Set task:
Your task is to copy every line of the entries that contains "text".

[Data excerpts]

▬▬▬▬▬▬

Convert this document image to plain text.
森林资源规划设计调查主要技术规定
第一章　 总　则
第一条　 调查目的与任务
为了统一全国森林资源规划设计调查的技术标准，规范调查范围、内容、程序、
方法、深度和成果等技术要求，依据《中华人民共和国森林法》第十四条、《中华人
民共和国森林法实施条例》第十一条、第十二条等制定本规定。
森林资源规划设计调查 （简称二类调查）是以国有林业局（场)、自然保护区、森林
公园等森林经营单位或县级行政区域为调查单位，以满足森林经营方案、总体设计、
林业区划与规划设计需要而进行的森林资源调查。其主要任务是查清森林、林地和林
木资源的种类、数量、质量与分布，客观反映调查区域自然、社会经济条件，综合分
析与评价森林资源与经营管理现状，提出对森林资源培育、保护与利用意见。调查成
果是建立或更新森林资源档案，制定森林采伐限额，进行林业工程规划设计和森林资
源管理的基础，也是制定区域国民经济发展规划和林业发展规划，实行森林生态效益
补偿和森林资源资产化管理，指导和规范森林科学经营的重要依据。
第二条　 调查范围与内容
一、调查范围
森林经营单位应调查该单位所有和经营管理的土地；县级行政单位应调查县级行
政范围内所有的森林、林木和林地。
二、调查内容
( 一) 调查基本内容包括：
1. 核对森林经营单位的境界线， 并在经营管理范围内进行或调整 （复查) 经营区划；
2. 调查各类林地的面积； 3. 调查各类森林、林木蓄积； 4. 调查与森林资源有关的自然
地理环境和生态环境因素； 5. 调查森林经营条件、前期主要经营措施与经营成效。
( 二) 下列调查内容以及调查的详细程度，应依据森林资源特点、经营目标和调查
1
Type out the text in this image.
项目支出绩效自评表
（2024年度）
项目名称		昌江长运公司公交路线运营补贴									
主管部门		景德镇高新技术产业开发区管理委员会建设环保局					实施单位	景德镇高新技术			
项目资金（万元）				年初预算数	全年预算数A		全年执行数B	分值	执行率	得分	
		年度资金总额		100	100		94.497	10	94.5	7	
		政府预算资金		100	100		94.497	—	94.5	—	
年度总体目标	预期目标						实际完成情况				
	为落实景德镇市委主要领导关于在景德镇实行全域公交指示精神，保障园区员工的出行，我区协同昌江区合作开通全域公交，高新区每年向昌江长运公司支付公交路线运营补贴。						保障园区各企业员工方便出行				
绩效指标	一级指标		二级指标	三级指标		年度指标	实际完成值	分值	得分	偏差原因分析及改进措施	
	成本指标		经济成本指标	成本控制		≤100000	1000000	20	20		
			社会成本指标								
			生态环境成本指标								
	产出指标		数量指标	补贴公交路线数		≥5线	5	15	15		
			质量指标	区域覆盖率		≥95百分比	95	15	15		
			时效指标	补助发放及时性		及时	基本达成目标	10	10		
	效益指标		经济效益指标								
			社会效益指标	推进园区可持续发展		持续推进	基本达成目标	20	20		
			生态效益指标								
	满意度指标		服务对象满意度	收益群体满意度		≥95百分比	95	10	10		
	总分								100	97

▬▬▬▬▬▬

Result:
Convert this document image to plain text.
Type out the text in this image.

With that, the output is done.